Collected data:
········

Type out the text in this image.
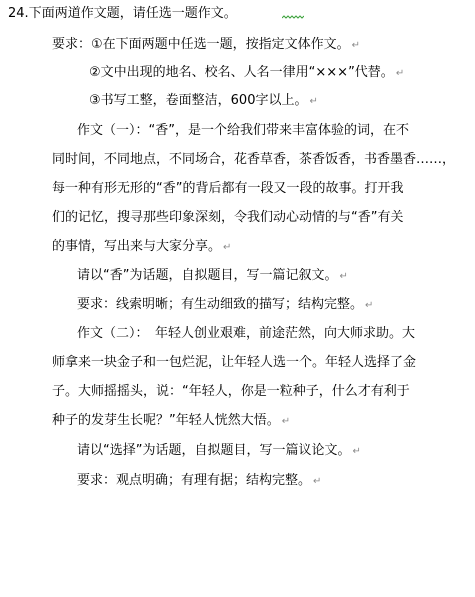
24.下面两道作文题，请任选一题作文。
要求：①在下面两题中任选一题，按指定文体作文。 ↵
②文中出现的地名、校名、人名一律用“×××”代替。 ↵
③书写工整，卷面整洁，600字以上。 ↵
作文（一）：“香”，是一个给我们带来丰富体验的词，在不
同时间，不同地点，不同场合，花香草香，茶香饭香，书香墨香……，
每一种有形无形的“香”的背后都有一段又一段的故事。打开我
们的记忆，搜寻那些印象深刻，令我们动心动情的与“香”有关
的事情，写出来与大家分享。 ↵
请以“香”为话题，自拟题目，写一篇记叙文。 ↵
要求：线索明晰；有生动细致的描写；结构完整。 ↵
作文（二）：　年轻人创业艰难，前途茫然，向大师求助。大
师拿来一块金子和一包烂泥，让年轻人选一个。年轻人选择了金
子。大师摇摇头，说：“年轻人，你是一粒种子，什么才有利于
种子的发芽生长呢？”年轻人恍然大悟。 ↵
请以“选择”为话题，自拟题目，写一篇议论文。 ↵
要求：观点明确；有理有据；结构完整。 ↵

········

Copy every line of the material in which the word "自拟题目" occurs.

**FULL RESPONSE**
请以“香”为话题，自拟题目，写一篇记叙文。 ↵
请以“选择”为话题，自拟题目，写一篇议论文。 ↵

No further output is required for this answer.